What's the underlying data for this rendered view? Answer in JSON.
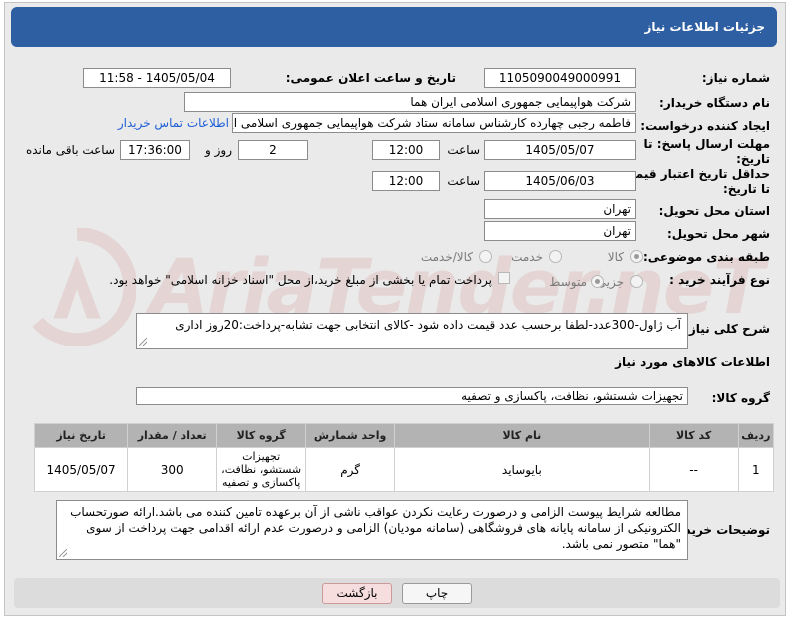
{
  "page": {
    "title": "جزئیات اطلاعات نیاز",
    "watermark": "AriaTender.neT"
  },
  "fields": {
    "need_number_label": "شماره نیاز:",
    "need_number": "1105090049000991",
    "announce_label": "تاریخ و ساعت اعلان عمومی:",
    "announce_value": "1405/05/04 - 11:58",
    "buyer_org_label": "نام دستگاه خریدار:",
    "buyer_org": "شرکت هواپیمایی جمهوری اسلامی ایران هما",
    "creator_label": "ایجاد کننده درخواست:",
    "creator": "فاطمه رجبی چهارده کارشناس سامانه ستاد شرکت هواپیمایی جمهوری اسلامی ایران هما",
    "contact_link": "اطلاعات تماس خریدار",
    "deadline_label_1": "مهلت ارسال پاسخ: تا",
    "deadline_label_2": "تاریخ:",
    "deadline_date": "1405/05/07",
    "time_word": "ساعت",
    "deadline_time": "12:00",
    "days_value": "2",
    "days_word": "روز و",
    "remaining_time": "17:36:00",
    "remaining_word": "ساعت باقی مانده",
    "min_valid_label_1": "حداقل تاریخ اعتبار قیمت:",
    "min_valid_label_2": "تا تاریخ:",
    "valid_date": "1405/06/03",
    "valid_time": "12:00",
    "province_label": "استان محل تحویل:",
    "province": "تهران",
    "city_label": "شهر محل تحویل:",
    "city": "تهران",
    "category_label": "طبقه بندی موضوعی:",
    "category_options": [
      "کالا",
      "خدمت",
      "کالا/خدمت"
    ],
    "process_label": "نوع فرآیند خرید :",
    "process_options": [
      "جزیی",
      "متوسط"
    ],
    "payment_note": "پرداخت تمام یا بخشی از مبلغ خرید،از محل \"اسناد خزانه اسلامی\" خواهد بود.",
    "description_label": "شرح کلی نیاز:",
    "description": "آب ژاول-300عدد-لطفا برحسب عدد قیمت داده شود -کالای انتخابی جهت تشابه-پرداخت:20روز اداری",
    "goods_info_title": "اطلاعات کالاهای مورد نیاز",
    "goods_group_label": "گروه کالا:",
    "goods_group": "تجهیزات شستشو، نظافت، پاکسازی و تصفیه",
    "buyer_notes_label": "توضیحات خریدار:",
    "buyer_notes": "مطالعه شرایط پیوست الزامی و درصورت رعایت نکردن عواقب ناشی از آن برعهده تامین کننده می باشد.ارائه صورتحساب الکترونیکی از سامانه پایانه های فروشگاهی (سامانه مودیان) الزامی و درصورت عدم ارائه اقدامی جهت پرداخت از سوی \"هما\" متصور نمی باشد."
  },
  "table": {
    "headers": [
      "ردیف",
      "کد کالا",
      "نام کالا",
      "واحد شمارش",
      "گروه کالا",
      "تعداد / مقدار",
      "تاریخ نیاز"
    ],
    "rows": [
      [
        "1",
        "--",
        "بایوساید",
        "گرم",
        "تجهیزات شستشو، نظافت، پاکسازی و تصفیه",
        "300",
        "1405/05/07"
      ]
    ]
  },
  "buttons": {
    "print": "چاپ",
    "back": "بازگشت"
  },
  "colors": {
    "header": "#2e5fa3",
    "link": "#1f5fd6",
    "table_header": "#b3b3b3",
    "back_button": "#f7dede"
  }
}
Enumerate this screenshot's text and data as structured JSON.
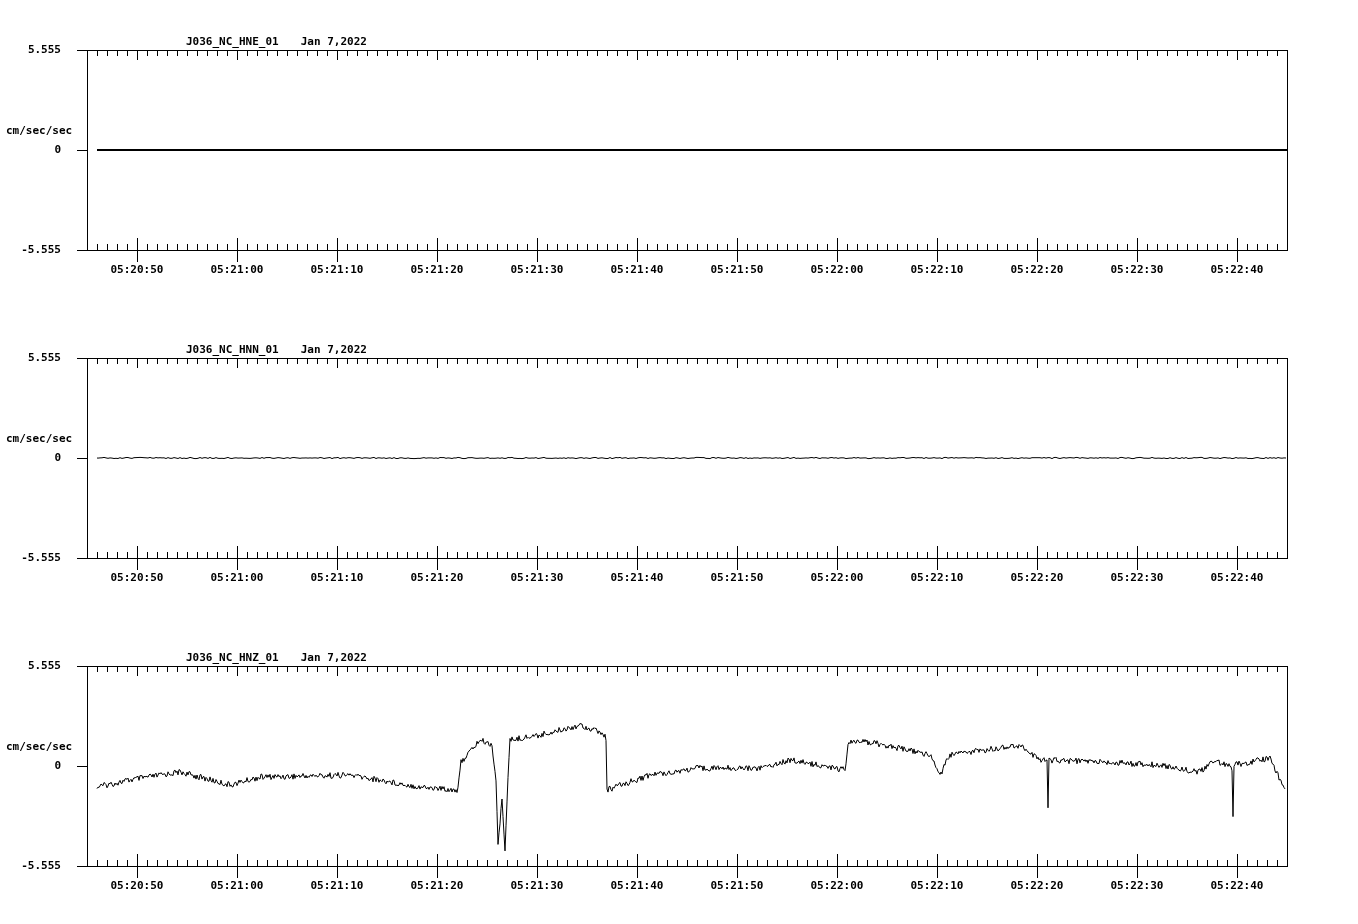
{
  "panels": [
    {
      "station": "J036_NC_HNE_01",
      "date": "Jan 7,2022",
      "ylabel": "cm/sec/sec",
      "yticks": [
        "5.555",
        "0",
        "-5.555"
      ],
      "xticks": [
        "05:20:50",
        "05:21:00",
        "05:21:10",
        "05:21:20",
        "05:21:30",
        "05:21:40",
        "05:21:50",
        "05:22:00",
        "05:22:10",
        "05:22:20",
        "05:22:30",
        "05:22:40"
      ],
      "trace": {
        "kind": "flat"
      }
    },
    {
      "station": "J036_NC_HNN_01",
      "date": "Jan 7,2022",
      "ylabel": "cm/sec/sec",
      "yticks": [
        "5.555",
        "0",
        "-5.555"
      ],
      "xticks": [
        "05:20:50",
        "05:21:00",
        "05:21:10",
        "05:21:20",
        "05:21:30",
        "05:21:40",
        "05:21:50",
        "05:22:00",
        "05:22:10",
        "05:22:20",
        "05:22:30",
        "05:22:40"
      ],
      "trace": {
        "kind": "noisy"
      }
    },
    {
      "station": "J036_NC_HNZ_01",
      "date": "Jan 7,2022",
      "ylabel": "cm/sec/sec",
      "yticks": [
        "5.555",
        "0",
        "-5.555"
      ],
      "xticks": [
        "05:20:50",
        "05:21:00",
        "05:21:10",
        "05:21:20",
        "05:21:30",
        "05:21:40",
        "05:21:50",
        "05:22:00",
        "05:22:10",
        "05:22:20",
        "05:22:30",
        "05:22:40"
      ],
      "trace": {
        "kind": "wave"
      }
    }
  ]
}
********
■ **What the task requires**: Determine how many lines of the listing above hold the word "JSON". Report that number without anything else.

■ **Output below**: 2